**Stored data**
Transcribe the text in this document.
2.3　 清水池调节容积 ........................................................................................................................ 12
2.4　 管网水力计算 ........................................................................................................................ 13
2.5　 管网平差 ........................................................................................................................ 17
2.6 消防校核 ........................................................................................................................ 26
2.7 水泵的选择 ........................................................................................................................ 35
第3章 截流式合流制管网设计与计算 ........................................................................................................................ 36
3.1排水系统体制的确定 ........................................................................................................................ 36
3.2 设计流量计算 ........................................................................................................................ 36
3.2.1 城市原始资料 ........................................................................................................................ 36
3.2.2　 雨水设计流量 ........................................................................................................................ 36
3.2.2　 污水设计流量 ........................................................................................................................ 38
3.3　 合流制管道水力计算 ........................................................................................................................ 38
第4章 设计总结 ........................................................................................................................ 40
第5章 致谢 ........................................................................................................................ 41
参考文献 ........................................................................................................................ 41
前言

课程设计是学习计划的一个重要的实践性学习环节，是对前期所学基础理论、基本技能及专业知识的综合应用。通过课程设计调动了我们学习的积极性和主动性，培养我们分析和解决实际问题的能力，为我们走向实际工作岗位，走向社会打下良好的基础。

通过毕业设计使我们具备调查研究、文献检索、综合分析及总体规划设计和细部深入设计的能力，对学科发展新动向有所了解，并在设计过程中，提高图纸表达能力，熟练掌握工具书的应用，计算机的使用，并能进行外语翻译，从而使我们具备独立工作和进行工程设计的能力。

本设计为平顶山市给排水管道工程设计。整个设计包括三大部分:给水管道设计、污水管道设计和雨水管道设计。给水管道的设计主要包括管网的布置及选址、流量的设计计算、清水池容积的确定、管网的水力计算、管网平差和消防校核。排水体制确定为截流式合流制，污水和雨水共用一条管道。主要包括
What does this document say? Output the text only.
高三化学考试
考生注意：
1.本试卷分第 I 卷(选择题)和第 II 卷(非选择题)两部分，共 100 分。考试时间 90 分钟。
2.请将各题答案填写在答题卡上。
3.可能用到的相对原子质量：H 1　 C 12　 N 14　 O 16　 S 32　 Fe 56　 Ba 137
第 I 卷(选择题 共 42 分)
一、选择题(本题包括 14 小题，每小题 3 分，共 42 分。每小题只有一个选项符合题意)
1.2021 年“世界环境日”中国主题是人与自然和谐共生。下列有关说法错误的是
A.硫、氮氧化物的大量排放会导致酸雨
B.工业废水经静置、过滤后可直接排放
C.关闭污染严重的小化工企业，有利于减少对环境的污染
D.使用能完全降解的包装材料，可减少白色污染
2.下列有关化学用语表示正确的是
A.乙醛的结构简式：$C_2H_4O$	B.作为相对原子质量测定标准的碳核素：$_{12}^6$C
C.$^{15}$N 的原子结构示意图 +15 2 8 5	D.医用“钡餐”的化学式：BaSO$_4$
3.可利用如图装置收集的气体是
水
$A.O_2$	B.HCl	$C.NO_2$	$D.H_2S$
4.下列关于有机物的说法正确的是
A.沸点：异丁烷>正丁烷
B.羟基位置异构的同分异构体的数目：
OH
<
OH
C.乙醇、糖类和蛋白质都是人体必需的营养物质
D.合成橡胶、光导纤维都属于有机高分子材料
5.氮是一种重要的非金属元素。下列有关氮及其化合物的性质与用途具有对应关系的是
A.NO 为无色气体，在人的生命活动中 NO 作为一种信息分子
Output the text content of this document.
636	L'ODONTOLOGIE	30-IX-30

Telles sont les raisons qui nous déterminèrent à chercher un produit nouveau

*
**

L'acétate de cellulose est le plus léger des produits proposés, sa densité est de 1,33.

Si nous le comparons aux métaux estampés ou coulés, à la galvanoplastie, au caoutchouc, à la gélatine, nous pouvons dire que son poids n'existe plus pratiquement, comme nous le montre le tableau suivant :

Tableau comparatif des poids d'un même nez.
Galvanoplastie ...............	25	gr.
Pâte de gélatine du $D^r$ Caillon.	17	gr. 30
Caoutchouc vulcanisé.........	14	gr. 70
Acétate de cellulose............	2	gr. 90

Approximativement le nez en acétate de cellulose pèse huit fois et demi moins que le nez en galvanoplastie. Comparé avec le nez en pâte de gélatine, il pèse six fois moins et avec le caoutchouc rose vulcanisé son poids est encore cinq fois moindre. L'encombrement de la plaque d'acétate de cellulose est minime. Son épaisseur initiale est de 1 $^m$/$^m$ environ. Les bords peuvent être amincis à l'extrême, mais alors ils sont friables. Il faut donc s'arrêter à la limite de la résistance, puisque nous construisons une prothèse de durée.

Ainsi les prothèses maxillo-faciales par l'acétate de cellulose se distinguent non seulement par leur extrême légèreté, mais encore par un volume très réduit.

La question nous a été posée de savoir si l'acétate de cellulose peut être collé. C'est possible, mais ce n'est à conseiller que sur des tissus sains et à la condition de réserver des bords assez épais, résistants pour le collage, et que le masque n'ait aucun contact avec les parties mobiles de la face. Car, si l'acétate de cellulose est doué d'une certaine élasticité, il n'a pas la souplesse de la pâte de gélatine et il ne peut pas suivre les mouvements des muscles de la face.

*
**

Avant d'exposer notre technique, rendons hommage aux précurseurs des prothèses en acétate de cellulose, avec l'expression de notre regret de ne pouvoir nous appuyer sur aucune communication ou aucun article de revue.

**Exercise task**
List each line of the records that holds the string "text".

**The result**
Transcribe the text in this document.
What does this document say? Output the text only.
Output the text content of this document.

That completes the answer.